> **The request**:
Produce an exact copy of all the records.

Extracted records
——————————

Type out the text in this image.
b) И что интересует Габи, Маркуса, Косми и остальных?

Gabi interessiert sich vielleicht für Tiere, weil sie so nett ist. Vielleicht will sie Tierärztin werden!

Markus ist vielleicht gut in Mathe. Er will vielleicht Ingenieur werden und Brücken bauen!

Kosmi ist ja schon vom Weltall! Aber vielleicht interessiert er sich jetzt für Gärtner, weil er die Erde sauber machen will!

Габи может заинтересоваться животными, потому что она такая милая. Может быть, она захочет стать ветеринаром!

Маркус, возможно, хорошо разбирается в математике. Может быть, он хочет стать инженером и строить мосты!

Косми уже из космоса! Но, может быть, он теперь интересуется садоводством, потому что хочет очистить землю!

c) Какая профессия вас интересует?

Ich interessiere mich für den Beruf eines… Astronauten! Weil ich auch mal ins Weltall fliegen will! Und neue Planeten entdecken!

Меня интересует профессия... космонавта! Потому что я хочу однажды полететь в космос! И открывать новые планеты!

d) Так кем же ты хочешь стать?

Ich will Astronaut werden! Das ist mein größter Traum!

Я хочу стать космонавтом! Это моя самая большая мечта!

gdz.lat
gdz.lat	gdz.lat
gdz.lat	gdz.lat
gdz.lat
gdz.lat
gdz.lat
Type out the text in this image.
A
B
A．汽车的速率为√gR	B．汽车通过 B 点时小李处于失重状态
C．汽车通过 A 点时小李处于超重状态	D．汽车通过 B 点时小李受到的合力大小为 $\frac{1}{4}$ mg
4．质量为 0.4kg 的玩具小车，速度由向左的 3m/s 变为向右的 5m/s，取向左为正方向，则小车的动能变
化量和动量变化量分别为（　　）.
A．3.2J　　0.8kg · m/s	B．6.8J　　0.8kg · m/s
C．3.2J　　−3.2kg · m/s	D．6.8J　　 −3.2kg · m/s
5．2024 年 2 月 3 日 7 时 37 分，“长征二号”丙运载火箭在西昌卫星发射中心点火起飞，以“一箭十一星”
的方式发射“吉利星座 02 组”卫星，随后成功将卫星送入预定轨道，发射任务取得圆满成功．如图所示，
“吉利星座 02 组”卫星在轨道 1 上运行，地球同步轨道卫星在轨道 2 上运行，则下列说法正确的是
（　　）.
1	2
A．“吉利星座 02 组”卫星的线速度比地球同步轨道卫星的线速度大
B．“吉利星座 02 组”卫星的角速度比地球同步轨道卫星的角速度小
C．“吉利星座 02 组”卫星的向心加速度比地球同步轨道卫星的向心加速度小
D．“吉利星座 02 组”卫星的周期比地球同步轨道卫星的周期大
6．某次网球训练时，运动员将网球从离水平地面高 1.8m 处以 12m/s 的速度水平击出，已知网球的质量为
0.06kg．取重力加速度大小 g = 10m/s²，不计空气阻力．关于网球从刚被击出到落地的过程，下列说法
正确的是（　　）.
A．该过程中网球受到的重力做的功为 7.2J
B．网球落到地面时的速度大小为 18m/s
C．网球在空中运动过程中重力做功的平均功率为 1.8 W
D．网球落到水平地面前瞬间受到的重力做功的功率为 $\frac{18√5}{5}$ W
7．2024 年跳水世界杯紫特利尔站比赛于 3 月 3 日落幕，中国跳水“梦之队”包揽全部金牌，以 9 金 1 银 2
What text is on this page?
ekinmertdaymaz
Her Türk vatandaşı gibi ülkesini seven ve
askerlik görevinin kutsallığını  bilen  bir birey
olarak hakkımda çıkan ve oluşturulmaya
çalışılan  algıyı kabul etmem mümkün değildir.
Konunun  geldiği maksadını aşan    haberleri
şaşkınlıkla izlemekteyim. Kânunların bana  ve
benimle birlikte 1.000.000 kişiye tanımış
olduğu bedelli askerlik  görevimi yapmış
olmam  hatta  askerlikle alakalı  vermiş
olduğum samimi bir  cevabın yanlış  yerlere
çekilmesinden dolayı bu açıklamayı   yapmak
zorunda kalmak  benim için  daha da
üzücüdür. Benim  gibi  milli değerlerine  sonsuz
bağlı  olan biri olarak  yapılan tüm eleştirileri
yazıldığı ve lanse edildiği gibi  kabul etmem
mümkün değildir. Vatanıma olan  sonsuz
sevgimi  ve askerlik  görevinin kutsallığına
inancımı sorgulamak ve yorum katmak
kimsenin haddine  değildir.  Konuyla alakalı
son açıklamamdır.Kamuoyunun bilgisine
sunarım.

——————————

> **Result**:
Type out the text in this image.
b) И что интересует Габи, Маркуса, Косми и остальных?

Gabi interessiert sich vielleicht für Tiere, weil sie so nett ist. Vielleicht will sie Tierärztin werden!

Markus ist vielleicht gut in Mathe. Er will vielleicht Ingenieur werden und Brücken bauen!

Kosmi ist ja schon vom Weltall! Aber vielleicht interessiert er sich jetzt für Gärtner, weil er die Erde sauber machen will!

Габи может заинтересоваться животными, потому что она такая милая. Может быть, она захочет стать ветеринаром!

Маркус, возможно, хорошо разбирается в математике. Может быть, он хочет стать инженером и строить мосты!

Косми уже из космоса! Но, может быть, он теперь интересуется садоводством, потому что хочет очистить землю!

c) Какая профессия вас интересует?

Ich interessiere mich für den Beruf eines… Astronauten! Weil ich auch mal ins Weltall fliegen will! Und neue Planeten entdecken!

Меня интересует профессия... космонавта! Потому что я хочу однажды полететь в космос! И открывать новые планеты!

d) Так кем же ты хочешь стать?

Ich will Astronaut werden! Das ist mein größter Traum!

Я хочу стать космонавтом! Это моя самая большая мечта!

gdz.lat
gdz.lat	gdz.lat
gdz.lat	gdz.lat
gdz.lat
gdz.lat
gdz.lat
Type out the text in this image.
A
B
A．汽车的速率为√gR	B．汽车通过 B 点时小李处于失重状态
C．汽车通过 A 点时小李处于超重状态	D．汽车通过 B 点时小李受到的合力大小为 $\frac{1}{4}$ mg
4．质量为 0.4kg 的玩具小车，速度由向左的 3m/s 变为向右的 5m/s，取向左为正方向，则小车的动能变
化量和动量变化量分别为（　　）.
A．3.2J　　0.8kg · m/s	B．6.8J　　0.8kg · m/s
C．3.2J　　−3.2kg · m/s	D．6.8J　　 −3.2kg · m/s
5．2024 年 2 月 3 日 7 时 37 分，“长征二号”丙运载火箭在西昌卫星发射中心点火起飞，以“一箭十一星”
的方式发射“吉利星座 02 组”卫星，随后成功将卫星送入预定轨道，发射任务取得圆满成功．如图所示，
“吉利星座 02 组”卫星在轨道 1 上运行，地球同步轨道卫星在轨道 2 上运行，则下列说法正确的是
（　　）.
1	2
A．“吉利星座 02 组”卫星的线速度比地球同步轨道卫星的线速度大
B．“吉利星座 02 组”卫星的角速度比地球同步轨道卫星的角速度小
C．“吉利星座 02 组”卫星的向心加速度比地球同步轨道卫星的向心加速度小
D．“吉利星座 02 组”卫星的周期比地球同步轨道卫星的周期大
6．某次网球训练时，运动员将网球从离水平地面高 1.8m 处以 12m/s 的速度水平击出，已知网球的质量为
0.06kg．取重力加速度大小 g = 10m/s²，不计空气阻力．关于网球从刚被击出到落地的过程，下列说法
正确的是（　　）.
A．该过程中网球受到的重力做的功为 7.2J
B．网球落到地面时的速度大小为 18m/s
C．网球在空中运动过程中重力做功的平均功率为 1.8 W
D．网球落到水平地面前瞬间受到的重力做功的功率为 $\frac{18√5}{5}$ W
7．2024 年跳水世界杯紫特利尔站比赛于 3 月 3 日落幕，中国跳水“梦之队”包揽全部金牌，以 9 金 1 银 2
What text is on this page?
ekinmertdaymaz
Her Türk vatandaşı gibi ülkesini seven ve
askerlik görevinin kutsallığını  bilen  bir birey
olarak hakkımda çıkan ve oluşturulmaya
çalışılan  algıyı kabul etmem mümkün değildir.
Konunun  geldiği maksadını aşan    haberleri
şaşkınlıkla izlemekteyim. Kânunların bana  ve
benimle birlikte 1.000.000 kişiye tanımış
olduğu bedelli askerlik  görevimi yapmış
olmam  hatta  askerlikle alakalı  vermiş
olduğum samimi bir  cevabın yanlış  yerlere
çekilmesinden dolayı bu açıklamayı   yapmak
zorunda kalmak  benim için  daha da
üzücüdür. Benim  gibi  milli değerlerine  sonsuz
bağlı  olan biri olarak  yapılan tüm eleştirileri
yazıldığı ve lanse edildiği gibi  kabul etmem
mümkün değildir. Vatanıma olan  sonsuz
sevgimi  ve askerlik  görevinin kutsallığına
inancımı sorgulamak ve yorum katmak
kimsenin haddine  değildir.  Konuyla alakalı
son açıklamamdır.Kamuoyunun bilgisine
sunarım.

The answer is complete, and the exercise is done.